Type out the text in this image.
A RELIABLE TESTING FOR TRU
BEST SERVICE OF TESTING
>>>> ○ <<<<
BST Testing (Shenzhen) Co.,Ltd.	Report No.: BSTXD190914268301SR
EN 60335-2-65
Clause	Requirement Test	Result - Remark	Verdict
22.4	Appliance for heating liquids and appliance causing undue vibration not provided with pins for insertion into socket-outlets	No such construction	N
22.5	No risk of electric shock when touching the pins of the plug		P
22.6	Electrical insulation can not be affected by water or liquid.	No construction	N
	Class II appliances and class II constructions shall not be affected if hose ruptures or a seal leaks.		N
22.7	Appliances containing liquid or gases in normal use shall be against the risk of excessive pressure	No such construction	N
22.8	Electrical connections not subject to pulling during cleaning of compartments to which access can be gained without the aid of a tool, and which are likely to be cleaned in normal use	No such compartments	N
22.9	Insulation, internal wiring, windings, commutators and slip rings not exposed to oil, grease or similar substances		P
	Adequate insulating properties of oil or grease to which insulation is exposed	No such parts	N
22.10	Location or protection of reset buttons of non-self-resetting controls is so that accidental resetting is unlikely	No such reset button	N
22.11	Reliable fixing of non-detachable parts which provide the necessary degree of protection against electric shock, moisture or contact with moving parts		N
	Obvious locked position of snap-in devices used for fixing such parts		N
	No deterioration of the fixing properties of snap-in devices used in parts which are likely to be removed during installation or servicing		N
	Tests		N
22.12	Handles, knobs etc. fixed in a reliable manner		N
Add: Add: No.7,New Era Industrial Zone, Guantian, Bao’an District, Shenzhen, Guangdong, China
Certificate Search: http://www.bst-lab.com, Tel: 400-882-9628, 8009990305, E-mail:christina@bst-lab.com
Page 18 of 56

○ ○ ○

Set exercise
Write out the whole listing again, exactly as it stands.

Reply to the task
Type out the text in this image.
A RELIABLE TESTING FOR TRU
BEST SERVICE OF TESTING
>>>> ○ <<<<
BST Testing (Shenzhen) Co.,Ltd.	Report No.: BSTXD190914268301SR
EN 60335-2-65
Clause	Requirement Test	Result - Remark	Verdict
22.4	Appliance for heating liquids and appliance causing undue vibration not provided with pins for insertion into socket-outlets	No such construction	N
22.5	No risk of electric shock when touching the pins of the plug		P
22.6	Electrical insulation can not be affected by water or liquid.	No construction	N
	Class II appliances and class II constructions shall not be affected if hose ruptures or a seal leaks.		N
22.7	Appliances containing liquid or gases in normal use shall be against the risk of excessive pressure	No such construction	N
22.8	Electrical connections not subject to pulling during cleaning of compartments to which access can be gained without the aid of a tool, and which are likely to be cleaned in normal use	No such compartments	N
22.9	Insulation, internal wiring, windings, commutators and slip rings not exposed to oil, grease or similar substances		P
	Adequate insulating properties of oil or grease to which insulation is exposed	No such parts	N
22.10	Location or protection of reset buttons of non-self-resetting controls is so that accidental resetting is unlikely	No such reset button	N
22.11	Reliable fixing of non-detachable parts which provide the necessary degree of protection against electric shock, moisture or contact with moving parts		N
	Obvious locked position of snap-in devices used for fixing such parts		N
	No deterioration of the fixing properties of snap-in devices used in parts which are likely to be removed during installation or servicing		N
	Tests		N
22.12	Handles, knobs etc. fixed in a reliable manner		N
Add: Add: No.7,New Era Industrial Zone, Guantian, Bao’an District, Shenzhen, Guangdong, China
Certificate Search: http://www.bst-lab.com, Tel: 400-882-9628, 8009990305, E-mail:christina@bst-lab.com
Page 18 of 56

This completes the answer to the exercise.